#### [EXERCISE OBJECTIVE]
Extract every line of the material that holds the string "study".

#### [EXERCISE MATERIAL]

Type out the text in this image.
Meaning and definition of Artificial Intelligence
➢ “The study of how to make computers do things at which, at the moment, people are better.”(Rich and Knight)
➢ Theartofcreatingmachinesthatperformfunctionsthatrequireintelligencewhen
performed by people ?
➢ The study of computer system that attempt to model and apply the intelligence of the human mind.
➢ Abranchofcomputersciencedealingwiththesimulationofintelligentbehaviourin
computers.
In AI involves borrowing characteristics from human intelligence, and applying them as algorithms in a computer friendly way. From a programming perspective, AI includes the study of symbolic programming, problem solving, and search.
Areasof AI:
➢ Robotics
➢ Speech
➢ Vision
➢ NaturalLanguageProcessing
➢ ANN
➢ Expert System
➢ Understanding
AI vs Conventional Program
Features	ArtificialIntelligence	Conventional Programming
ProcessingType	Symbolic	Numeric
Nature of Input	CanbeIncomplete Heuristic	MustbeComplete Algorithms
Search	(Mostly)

#### [CORRECT RESPONSE]
➢ “The study of how to make computers do things at which, at the moment, people are better.”(Rich and Knight)
➢ The study of computer system that attempt to model and apply the intelligence of the human mind.
In AI involves borrowing characteristics from human intelligence, and applying them as algorithms in a computer friendly way. From a programming perspective, AI includes the study of symbolic programming, problem solving, and search.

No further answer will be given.